SHORT PROBLEM: Return a copy of each line that holds the string "true".

DATA RECORDS:
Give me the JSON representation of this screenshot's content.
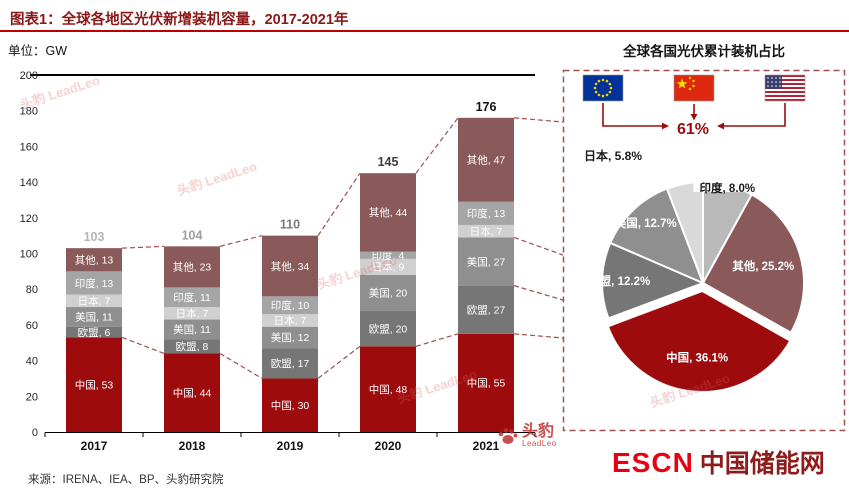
{
  "header": {
    "title": "图表1：全球各地区光伏新增装机容量，2017-2021年",
    "unit_label": "单位：GW"
  },
  "footer": {
    "source": "来源：IRENA、IEA、BP、头豹研究院",
    "logo": {
      "escn": "ESCN",
      "site_name": "中国储能网"
    }
  },
  "watermark": {
    "cn": "头豹",
    "en": "LeadLeo"
  },
  "chart_data": [
    {
      "type": "stacked-bar",
      "title": "全球各地区光伏新增装机容量，2017-2021年",
      "unit": "GW",
      "categories": [
        "2017",
        "2018",
        "2019",
        "2020",
        "2021"
      ],
      "totals": [
        103,
        104,
        110,
        145,
        176
      ],
      "total_colors": [
        "#b5b5b5",
        "#9e9e9e",
        "#7a7a7a",
        "#3d3d3d",
        "#111111"
      ],
      "series": [
        {
          "name": "中国",
          "color": "#9e0b0c",
          "values": [
            53,
            44,
            30,
            48,
            55
          ]
        },
        {
          "name": "欧盟",
          "color": "#767676",
          "values": [
            6,
            8,
            17,
            20,
            27
          ]
        },
        {
          "name": "美国",
          "color": "#8f8f8f",
          "values": [
            11,
            11,
            12,
            20,
            27
          ]
        },
        {
          "name": "日本",
          "color": "#d0d0d0",
          "values": [
            7,
            7,
            7,
            9,
            7
          ]
        },
        {
          "name": "印度",
          "color": "#a5a5a5",
          "values": [
            13,
            11,
            10,
            4,
            13
          ]
        },
        {
          "name": "其他",
          "color": "#8a5a5a",
          "values": [
            13,
            23,
            34,
            44,
            47
          ]
        }
      ],
      "ylim": [
        0,
        200
      ],
      "ytick_step": 20,
      "grid": false
    },
    {
      "type": "pie",
      "title": "全球各国光伏累计装机占比",
      "slices": [
        {
          "name": "印度",
          "pct": 8.0,
          "label": "印度, 8.0%",
          "color": "#b9b9b9",
          "label_color": "#1a1a1a",
          "label_r": 0.97,
          "label_bg": true
        },
        {
          "name": "其他",
          "pct": 25.2,
          "label": "其他, 25.2%",
          "color": "#8a5a5a",
          "label_color": "#ffffff",
          "label_r": 0.62
        },
        {
          "name": "中国",
          "pct": 36.1,
          "label": "中国, 36.1%",
          "color": "#9e0b0c",
          "label_color": "#ffffff",
          "label_r": 0.66,
          "exploded": true
        },
        {
          "name": "欧盟",
          "pct": 12.2,
          "label": "欧盟, 12.2%",
          "color": "#767676",
          "label_color": "#ffffff",
          "label_r": 0.83
        },
        {
          "name": "美国",
          "pct": 12.7,
          "label": "美国, 12.7%",
          "color": "#8f8f8f",
          "label_color": "#ffffff",
          "label_r": 0.82
        },
        {
          "name": "日本",
          "pct": 5.8,
          "label": "日本, 5.8%",
          "color": "#d9d9d9",
          "label_color": "#1a1a1a",
          "label_xy": [
            584,
            160
          ]
        }
      ],
      "callout": {
        "value": "61%",
        "note_flags": [
          "eu-flag-icon",
          "china-flag-icon",
          "usa-flag-icon"
        ]
      }
    }
  ]
}
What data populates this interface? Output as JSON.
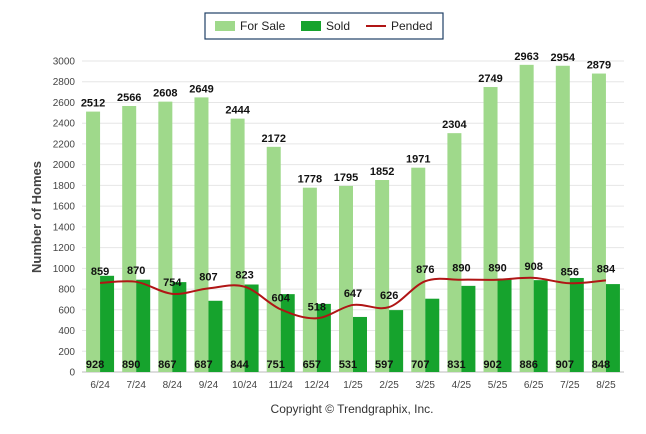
{
  "chart_data": {
    "type": "bar",
    "ylabel": "Number of Homes",
    "ylim": [
      0,
      3000
    ],
    "ytick_step": 200,
    "grid": true,
    "legend_position": "top-center",
    "categories": [
      "6/24",
      "7/24",
      "8/24",
      "9/24",
      "10/24",
      "11/24",
      "12/24",
      "1/25",
      "2/25",
      "3/25",
      "4/25",
      "5/25",
      "6/25",
      "7/25",
      "8/25"
    ],
    "series": [
      {
        "name": "For Sale",
        "kind": "bar",
        "color": "#9fd98b",
        "values": [
          2512,
          2566,
          2608,
          2649,
          2444,
          2172,
          1778,
          1795,
          1852,
          1971,
          2304,
          2749,
          2963,
          2954,
          2879
        ]
      },
      {
        "name": "Sold",
        "kind": "bar",
        "color": "#16a32d",
        "values": [
          928,
          890,
          867,
          687,
          844,
          751,
          657,
          531,
          597,
          707,
          831,
          902,
          886,
          907,
          848
        ]
      },
      {
        "name": "Pended",
        "kind": "line",
        "color": "#b01515",
        "values": [
          859,
          870,
          754,
          807,
          823,
          604,
          518,
          647,
          626,
          876,
          890,
          890,
          908,
          856,
          884
        ]
      }
    ]
  },
  "footer": {
    "copyright": "Copyright © Trendgraphix, Inc."
  }
}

TASK OUTPUT:
          "label_bg": true
          "exploded": true
    "grid": true,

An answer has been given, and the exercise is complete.